## [The problem]
Here are some entries; quote each one exactly.

[Stored entries]
------------------------------------------------------------------------
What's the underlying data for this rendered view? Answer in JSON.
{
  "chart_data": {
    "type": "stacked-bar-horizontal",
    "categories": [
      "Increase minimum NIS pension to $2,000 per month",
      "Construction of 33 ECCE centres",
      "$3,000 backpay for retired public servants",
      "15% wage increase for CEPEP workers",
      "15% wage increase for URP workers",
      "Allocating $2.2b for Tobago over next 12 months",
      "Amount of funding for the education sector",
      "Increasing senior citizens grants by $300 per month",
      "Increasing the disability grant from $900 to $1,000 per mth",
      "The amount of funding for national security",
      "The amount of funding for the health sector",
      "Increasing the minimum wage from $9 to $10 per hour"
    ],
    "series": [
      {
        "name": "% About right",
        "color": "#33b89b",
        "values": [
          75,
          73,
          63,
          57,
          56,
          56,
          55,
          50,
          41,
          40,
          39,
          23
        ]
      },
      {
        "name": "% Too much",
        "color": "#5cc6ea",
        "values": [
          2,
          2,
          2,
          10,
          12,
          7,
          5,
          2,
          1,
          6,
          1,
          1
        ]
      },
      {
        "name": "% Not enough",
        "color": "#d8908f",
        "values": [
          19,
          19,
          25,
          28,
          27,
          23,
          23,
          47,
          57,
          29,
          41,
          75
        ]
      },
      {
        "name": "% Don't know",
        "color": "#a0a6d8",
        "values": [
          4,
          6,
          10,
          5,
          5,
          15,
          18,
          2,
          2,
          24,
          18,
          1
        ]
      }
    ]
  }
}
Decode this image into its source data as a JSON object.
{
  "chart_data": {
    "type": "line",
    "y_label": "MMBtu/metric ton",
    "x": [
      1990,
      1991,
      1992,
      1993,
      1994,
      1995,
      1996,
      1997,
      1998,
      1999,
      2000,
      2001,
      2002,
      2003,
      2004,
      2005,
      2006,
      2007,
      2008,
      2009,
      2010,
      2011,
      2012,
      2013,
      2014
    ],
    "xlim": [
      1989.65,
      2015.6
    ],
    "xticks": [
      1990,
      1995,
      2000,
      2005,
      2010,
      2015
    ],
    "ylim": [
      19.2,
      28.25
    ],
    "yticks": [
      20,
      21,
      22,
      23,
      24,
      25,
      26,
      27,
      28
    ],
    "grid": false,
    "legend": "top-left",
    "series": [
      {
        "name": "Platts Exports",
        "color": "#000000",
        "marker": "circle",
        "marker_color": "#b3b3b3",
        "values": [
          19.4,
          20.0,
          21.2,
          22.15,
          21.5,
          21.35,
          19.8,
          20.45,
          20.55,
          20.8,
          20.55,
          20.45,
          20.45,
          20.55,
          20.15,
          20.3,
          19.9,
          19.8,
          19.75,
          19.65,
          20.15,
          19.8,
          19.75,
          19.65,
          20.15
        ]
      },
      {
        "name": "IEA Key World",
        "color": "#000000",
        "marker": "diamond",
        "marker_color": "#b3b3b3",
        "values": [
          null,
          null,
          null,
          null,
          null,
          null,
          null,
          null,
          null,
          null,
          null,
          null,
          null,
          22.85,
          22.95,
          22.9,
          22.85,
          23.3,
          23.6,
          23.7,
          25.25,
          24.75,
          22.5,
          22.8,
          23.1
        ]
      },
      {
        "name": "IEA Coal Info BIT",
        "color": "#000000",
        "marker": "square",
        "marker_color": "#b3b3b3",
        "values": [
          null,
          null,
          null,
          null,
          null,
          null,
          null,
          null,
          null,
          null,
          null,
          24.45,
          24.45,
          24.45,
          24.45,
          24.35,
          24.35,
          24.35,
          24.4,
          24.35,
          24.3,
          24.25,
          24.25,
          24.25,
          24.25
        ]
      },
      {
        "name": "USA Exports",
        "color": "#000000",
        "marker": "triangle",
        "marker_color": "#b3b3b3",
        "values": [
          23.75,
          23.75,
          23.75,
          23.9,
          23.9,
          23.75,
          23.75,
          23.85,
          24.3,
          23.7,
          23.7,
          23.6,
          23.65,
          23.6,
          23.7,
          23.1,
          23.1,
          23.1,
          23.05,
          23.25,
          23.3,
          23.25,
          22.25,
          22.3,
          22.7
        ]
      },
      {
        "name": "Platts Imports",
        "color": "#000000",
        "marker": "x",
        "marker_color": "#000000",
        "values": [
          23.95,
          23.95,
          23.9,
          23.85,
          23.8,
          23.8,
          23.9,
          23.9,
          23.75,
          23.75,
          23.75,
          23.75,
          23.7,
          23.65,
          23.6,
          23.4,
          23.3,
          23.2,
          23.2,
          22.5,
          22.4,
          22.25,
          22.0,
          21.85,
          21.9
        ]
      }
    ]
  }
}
------------------------------------------------------------------------
## [Reply]
What's the underlying data for this rendered view? Answer in JSON.
{
  "chart_data": {
    "type": "stacked-bar-horizontal",
    "categories": [
      "Increase minimum NIS pension to $2,000 per month",
      "Construction of 33 ECCE centres",
      "$3,000 backpay for retired public servants",
      "15% wage increase for CEPEP workers",
      "15% wage increase for URP workers",
      "Allocating $2.2b for Tobago over next 12 months",
      "Amount of funding for the education sector",
      "Increasing senior citizens grants by $300 per month",
      "Increasing the disability grant from $900 to $1,000 per mth",
      "The amount of funding for national security",
      "The amount of funding for the health sector",
      "Increasing the minimum wage from $9 to $10 per hour"
    ],
    "series": [
      {
        "name": "% About right",
        "color": "#33b89b",
        "values": [
          75,
          73,
          63,
          57,
          56,
          56,
          55,
          50,
          41,
          40,
          39,
          23
        ]
      },
      {
        "name": "% Too much",
        "color": "#5cc6ea",
        "values": [
          2,
          2,
          2,
          10,
          12,
          7,
          5,
          2,
          1,
          6,
          1,
          1
        ]
      },
      {
        "name": "% Not enough",
        "color": "#d8908f",
        "values": [
          19,
          19,
          25,
          28,
          27,
          23,
          23,
          47,
          57,
          29,
          41,
          75
        ]
      },
      {
        "name": "% Don't know",
        "color": "#a0a6d8",
        "values": [
          4,
          6,
          10,
          5,
          5,
          15,
          18,
          2,
          2,
          24,
          18,
          1
        ]
      }
    ]
  }
}
Decode this image into its source data as a JSON object.
{
  "chart_data": {
    "type": "line",
    "y_label": "MMBtu/metric ton",
    "x": [
      1990,
      1991,
      1992,
      1993,
      1994,
      1995,
      1996,
      1997,
      1998,
      1999,
      2000,
      2001,
      2002,
      2003,
      2004,
      2005,
      2006,
      2007,
      2008,
      2009,
      2010,
      2011,
      2012,
      2013,
      2014
    ],
    "xlim": [
      1989.65,
      2015.6
    ],
    "xticks": [
      1990,
      1995,
      2000,
      2005,
      2010,
      2015
    ],
    "ylim": [
      19.2,
      28.25
    ],
    "yticks": [
      20,
      21,
      22,
      23,
      24,
      25,
      26,
      27,
      28
    ],
    "grid": false,
    "legend": "top-left",
    "series": [
      {
        "name": "Platts Exports",
        "color": "#000000",
        "marker": "circle",
        "marker_color": "#b3b3b3",
        "values": [
          19.4,
          20.0,
          21.2,
          22.15,
          21.5,
          21.35,
          19.8,
          20.45,
          20.55,
          20.8,
          20.55,
          20.45,
          20.45,
          20.55,
          20.15,
          20.3,
          19.9,
          19.8,
          19.75,
          19.65,
          20.15,
          19.8,
          19.75,
          19.65,
          20.15
        ]
      },
      {
        "name": "IEA Key World",
        "color": "#000000",
        "marker": "diamond",
        "marker_color": "#b3b3b3",
        "values": [
          null,
          null,
          null,
          null,
          null,
          null,
          null,
          null,
          null,
          null,
          null,
          null,
          null,
          22.85,
          22.95,
          22.9,
          22.85,
          23.3,
          23.6,
          23.7,
          25.25,
          24.75,
          22.5,
          22.8,
          23.1
        ]
      },
      {
        "name": "IEA Coal Info BIT",
        "color": "#000000",
        "marker": "square",
        "marker_color": "#b3b3b3",
        "values": [
          null,
          null,
          null,
          null,
          null,
          null,
          null,
          null,
          null,
          null,
          null,
          24.45,
          24.45,
          24.45,
          24.45,
          24.35,
          24.35,
          24.35,
          24.4,
          24.35,
          24.3,
          24.25,
          24.25,
          24.25,
          24.25
        ]
      },
      {
        "name": "USA Exports",
        "color": "#000000",
        "marker": "triangle",
        "marker_color": "#b3b3b3",
        "values": [
          23.75,
          23.75,
          23.75,
          23.9,
          23.9,
          23.75,
          23.75,
          23.85,
          24.3,
          23.7,
          23.7,
          23.6,
          23.65,
          23.6,
          23.7,
          23.1,
          23.1,
          23.1,
          23.05,
          23.25,
          23.3,
          23.25,
          22.25,
          22.3,
          22.7
        ]
      },
      {
        "name": "Platts Imports",
        "color": "#000000",
        "marker": "x",
        "marker_color": "#000000",
        "values": [
          23.95,
          23.95,
          23.9,
          23.85,
          23.8,
          23.8,
          23.9,
          23.9,
          23.75,
          23.75,
          23.75,
          23.75,
          23.7,
          23.65,
          23.6,
          23.4,
          23.3,
          23.2,
          23.2,
          22.5,
          22.4,
          22.25,
          22.0,
          21.85,
          21.9
        ]
      }
    ]
  }
}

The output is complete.